PROVIDED ENTRIES:
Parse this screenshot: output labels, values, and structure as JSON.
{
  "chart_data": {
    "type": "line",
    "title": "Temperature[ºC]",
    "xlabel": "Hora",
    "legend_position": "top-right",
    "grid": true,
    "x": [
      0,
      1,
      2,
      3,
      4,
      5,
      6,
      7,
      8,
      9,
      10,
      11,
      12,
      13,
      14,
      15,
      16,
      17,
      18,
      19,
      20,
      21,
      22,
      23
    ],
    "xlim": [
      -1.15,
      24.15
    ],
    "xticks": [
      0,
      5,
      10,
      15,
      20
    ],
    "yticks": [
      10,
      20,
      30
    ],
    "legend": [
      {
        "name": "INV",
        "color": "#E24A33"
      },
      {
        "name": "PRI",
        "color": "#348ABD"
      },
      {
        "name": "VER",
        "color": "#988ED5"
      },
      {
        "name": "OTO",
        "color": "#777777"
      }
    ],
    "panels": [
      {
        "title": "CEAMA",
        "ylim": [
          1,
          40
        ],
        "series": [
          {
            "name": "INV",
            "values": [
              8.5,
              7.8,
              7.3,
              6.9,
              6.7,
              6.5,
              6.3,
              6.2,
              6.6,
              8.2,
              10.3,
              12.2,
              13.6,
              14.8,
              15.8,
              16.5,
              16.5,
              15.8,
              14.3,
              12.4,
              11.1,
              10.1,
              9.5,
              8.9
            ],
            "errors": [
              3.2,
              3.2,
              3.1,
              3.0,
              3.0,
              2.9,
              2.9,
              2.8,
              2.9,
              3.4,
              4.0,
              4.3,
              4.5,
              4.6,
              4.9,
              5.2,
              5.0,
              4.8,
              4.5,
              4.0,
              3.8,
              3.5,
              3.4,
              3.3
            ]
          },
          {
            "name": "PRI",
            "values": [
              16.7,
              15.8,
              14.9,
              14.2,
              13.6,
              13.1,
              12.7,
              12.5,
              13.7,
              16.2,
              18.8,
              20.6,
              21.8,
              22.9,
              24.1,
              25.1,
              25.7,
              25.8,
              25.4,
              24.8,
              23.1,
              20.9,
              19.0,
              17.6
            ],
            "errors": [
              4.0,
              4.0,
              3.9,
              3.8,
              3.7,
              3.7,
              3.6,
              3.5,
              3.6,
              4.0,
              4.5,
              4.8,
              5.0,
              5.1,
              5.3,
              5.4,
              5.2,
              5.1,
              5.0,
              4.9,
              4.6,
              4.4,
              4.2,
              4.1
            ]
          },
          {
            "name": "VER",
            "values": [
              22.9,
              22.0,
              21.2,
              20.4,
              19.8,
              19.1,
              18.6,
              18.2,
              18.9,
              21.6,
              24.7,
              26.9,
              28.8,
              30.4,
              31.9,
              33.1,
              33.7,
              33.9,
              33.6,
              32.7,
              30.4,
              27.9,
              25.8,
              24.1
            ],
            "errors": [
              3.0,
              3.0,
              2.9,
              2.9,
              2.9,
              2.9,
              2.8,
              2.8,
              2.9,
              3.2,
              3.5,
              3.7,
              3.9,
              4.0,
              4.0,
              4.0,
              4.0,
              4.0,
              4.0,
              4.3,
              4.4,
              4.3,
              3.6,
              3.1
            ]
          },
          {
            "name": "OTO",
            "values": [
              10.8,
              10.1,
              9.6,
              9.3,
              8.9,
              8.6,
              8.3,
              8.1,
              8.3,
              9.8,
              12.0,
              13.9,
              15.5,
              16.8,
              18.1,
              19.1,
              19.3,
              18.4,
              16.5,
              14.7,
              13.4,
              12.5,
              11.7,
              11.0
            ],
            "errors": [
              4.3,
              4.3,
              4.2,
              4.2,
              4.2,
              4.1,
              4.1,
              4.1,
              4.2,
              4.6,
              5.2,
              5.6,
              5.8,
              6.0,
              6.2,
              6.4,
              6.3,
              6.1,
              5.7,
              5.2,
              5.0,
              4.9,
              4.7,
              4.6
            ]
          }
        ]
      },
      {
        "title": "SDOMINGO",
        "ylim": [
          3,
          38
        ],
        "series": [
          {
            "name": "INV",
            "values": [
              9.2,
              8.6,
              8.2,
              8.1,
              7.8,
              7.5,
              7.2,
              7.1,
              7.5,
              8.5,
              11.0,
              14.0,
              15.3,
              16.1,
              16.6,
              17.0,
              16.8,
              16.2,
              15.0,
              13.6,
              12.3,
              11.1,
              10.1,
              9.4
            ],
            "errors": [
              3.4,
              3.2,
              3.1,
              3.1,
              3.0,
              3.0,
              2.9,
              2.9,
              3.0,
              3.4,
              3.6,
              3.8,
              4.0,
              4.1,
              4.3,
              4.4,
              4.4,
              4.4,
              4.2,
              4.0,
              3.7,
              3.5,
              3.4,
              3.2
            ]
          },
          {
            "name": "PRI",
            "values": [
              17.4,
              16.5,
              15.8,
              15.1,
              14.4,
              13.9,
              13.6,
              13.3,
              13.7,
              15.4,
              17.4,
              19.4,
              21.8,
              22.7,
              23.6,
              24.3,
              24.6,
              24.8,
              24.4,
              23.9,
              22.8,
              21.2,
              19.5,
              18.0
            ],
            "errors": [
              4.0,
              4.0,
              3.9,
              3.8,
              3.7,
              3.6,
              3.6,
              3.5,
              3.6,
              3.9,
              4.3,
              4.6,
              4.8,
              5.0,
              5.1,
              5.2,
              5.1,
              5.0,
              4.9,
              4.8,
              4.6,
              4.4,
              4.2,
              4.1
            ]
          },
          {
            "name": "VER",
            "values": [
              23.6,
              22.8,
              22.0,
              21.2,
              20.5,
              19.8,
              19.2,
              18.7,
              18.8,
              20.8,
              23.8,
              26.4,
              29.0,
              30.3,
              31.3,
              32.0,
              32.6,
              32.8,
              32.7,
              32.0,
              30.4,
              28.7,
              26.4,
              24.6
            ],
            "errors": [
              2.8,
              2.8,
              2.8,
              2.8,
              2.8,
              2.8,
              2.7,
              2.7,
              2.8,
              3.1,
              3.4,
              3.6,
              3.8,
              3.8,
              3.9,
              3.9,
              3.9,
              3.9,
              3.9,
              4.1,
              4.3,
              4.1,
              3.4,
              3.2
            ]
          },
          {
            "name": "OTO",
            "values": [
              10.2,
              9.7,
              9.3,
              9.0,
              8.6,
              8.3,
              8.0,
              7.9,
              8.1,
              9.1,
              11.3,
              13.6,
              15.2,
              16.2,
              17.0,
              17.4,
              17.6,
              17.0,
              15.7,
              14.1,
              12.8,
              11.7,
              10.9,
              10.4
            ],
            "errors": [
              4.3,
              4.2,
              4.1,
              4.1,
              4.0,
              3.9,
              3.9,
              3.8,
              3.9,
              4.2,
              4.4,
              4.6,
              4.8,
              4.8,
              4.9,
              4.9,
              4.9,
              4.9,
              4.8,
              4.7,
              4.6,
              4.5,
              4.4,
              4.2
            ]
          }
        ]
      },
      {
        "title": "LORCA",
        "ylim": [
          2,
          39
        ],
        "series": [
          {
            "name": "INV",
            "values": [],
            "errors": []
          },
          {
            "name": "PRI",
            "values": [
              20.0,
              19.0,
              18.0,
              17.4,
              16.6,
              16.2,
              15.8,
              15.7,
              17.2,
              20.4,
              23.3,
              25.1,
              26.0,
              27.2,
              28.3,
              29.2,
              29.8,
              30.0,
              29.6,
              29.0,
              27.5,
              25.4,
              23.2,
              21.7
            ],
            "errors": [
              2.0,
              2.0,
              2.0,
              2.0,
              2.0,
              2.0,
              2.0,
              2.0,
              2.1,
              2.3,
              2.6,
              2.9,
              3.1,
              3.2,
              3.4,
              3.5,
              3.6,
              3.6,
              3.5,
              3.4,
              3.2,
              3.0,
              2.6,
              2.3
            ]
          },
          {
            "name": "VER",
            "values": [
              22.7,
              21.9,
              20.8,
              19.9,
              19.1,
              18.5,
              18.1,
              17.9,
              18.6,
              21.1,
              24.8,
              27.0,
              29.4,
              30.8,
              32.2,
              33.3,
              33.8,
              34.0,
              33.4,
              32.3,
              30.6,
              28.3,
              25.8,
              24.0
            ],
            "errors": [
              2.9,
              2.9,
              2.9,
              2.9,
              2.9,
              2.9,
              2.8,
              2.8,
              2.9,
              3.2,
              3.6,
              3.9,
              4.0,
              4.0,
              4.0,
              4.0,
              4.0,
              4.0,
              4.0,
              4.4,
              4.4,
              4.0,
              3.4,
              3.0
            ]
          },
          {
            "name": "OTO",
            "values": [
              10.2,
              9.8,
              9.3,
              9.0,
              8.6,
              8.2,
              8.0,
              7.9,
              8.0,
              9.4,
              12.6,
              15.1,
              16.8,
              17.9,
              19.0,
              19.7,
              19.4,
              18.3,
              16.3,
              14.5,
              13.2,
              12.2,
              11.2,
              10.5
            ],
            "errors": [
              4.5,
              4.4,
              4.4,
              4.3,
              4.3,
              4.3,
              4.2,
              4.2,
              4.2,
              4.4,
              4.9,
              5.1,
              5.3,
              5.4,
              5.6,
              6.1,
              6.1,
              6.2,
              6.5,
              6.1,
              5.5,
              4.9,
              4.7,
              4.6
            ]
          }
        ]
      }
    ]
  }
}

PROBLEM TO WORK ON:
Your task is to list each line of the records with the word "title".

EXERCISE SOLUTION:
    "title": "Temperature[ºC]",
        "title": "CEAMA",
        "title": "SDOMINGO",
        "title": "LORCA",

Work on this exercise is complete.